## Your instructions
Collect each line of the data below that contains the string "壤含水量PA".

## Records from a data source
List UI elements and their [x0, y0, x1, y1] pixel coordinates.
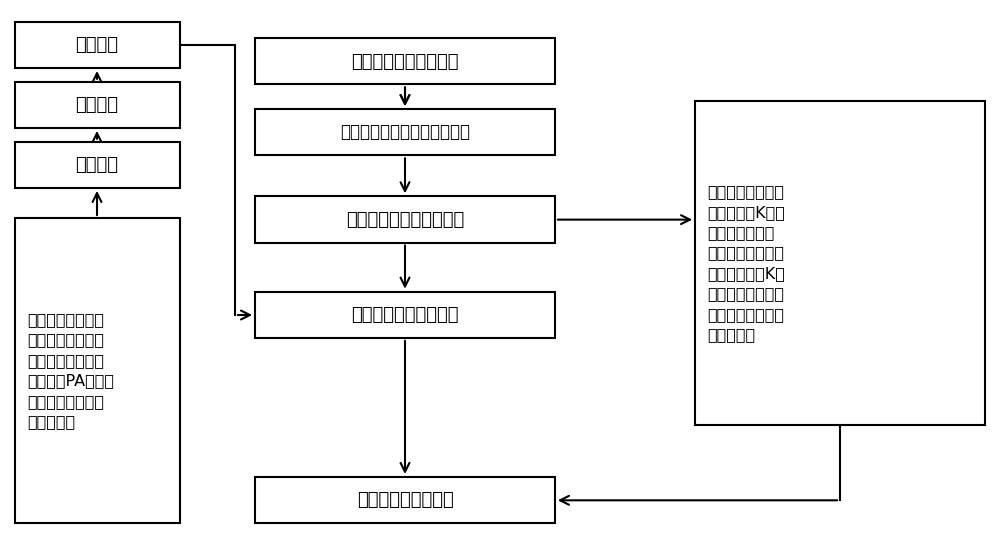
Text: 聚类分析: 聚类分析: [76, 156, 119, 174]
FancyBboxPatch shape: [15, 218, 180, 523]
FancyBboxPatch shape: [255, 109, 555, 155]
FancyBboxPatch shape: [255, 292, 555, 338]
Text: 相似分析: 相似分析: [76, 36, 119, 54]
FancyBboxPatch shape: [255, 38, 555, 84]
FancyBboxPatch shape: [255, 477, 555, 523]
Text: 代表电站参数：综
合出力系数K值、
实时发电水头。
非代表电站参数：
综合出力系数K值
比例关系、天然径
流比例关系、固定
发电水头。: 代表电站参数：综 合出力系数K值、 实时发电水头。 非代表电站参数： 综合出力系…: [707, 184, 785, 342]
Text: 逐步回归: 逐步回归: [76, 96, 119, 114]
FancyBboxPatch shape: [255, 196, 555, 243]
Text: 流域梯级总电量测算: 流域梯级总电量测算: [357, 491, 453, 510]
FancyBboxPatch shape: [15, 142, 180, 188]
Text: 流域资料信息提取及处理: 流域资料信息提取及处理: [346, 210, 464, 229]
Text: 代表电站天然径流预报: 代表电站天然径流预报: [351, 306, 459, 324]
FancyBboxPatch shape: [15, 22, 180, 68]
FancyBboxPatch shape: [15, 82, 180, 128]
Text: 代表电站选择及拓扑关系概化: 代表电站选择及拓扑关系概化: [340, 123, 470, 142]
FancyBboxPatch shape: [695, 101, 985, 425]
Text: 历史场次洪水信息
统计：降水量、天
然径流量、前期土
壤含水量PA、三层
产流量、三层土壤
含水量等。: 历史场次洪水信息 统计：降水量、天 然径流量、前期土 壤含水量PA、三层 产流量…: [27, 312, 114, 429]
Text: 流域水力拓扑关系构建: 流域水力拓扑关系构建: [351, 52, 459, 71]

## Task solution
壤含水量PA、三层
含水量等。: 历史场次洪水信息 统计：降水量、天 然径流量、前期土 壤含水量PA、三层 产流量…: [27, 312, 114, 429]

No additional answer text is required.